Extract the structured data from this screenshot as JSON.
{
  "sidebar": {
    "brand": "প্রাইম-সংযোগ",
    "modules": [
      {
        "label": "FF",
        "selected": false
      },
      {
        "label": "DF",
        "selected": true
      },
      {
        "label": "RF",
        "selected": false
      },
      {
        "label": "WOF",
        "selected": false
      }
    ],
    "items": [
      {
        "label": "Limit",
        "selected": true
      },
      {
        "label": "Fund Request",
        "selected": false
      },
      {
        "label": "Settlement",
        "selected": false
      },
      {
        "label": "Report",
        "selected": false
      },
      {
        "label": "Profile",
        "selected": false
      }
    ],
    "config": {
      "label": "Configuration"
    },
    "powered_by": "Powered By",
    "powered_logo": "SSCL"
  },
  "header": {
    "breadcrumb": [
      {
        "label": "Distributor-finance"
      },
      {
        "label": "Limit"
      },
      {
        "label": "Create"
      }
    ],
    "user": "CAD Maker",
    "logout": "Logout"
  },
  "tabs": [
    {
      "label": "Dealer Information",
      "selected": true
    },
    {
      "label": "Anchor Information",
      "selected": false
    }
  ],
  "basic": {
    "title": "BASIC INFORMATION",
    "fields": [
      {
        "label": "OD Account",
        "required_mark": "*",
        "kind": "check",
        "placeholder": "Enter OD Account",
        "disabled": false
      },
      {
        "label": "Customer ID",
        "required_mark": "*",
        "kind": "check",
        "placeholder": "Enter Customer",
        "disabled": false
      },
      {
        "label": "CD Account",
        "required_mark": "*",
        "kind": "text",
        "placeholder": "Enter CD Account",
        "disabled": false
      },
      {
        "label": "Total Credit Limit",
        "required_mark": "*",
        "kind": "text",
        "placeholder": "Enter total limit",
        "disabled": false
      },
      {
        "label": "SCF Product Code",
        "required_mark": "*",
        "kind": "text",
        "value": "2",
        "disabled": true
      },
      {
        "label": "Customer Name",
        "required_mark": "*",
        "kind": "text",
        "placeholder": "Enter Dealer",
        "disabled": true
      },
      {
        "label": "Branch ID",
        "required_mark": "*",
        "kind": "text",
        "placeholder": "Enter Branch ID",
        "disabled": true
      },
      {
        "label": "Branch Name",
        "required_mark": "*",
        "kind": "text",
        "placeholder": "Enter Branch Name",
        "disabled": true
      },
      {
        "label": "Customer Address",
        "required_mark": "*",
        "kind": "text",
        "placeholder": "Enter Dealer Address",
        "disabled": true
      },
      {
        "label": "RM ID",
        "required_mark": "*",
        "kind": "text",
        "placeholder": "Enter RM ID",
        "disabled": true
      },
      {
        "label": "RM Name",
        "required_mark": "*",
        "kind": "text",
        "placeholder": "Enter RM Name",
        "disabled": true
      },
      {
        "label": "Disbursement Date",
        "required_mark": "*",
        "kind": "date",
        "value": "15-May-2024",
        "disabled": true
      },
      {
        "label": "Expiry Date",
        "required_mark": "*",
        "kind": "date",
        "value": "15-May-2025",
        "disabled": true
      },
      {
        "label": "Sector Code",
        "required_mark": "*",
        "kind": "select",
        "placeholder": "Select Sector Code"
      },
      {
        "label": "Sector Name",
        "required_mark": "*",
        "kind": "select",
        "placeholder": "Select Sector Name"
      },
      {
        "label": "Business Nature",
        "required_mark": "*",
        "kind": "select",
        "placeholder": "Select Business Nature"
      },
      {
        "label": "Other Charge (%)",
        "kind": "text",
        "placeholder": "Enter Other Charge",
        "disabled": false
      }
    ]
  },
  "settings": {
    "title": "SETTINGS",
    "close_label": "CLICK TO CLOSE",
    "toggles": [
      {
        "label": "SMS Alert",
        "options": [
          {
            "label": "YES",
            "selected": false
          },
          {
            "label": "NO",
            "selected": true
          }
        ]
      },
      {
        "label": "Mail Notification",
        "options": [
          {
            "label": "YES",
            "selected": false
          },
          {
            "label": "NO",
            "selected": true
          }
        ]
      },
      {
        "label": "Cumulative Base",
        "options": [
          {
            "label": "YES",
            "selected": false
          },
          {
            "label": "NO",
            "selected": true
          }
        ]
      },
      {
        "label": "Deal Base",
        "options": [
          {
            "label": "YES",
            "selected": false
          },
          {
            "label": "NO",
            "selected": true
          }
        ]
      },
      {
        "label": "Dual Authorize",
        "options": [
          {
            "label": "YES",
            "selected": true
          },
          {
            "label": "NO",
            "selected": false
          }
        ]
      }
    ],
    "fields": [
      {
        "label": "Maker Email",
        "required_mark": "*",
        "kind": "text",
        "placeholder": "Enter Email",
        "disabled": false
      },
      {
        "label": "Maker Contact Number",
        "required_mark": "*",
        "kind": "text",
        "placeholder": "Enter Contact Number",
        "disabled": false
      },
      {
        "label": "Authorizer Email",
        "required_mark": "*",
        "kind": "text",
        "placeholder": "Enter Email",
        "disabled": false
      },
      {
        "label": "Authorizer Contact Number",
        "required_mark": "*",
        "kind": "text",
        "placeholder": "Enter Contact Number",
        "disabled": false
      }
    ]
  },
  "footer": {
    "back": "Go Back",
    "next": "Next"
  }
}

+-------+

Copy each line of the records above that carries the word "Sector".

*TASK RESPONSE*
        "label": "Sector Code",
        "placeholder": "Select Sector Code"
        "label": "Sector Name",
        "placeholder": "Select Sector Name"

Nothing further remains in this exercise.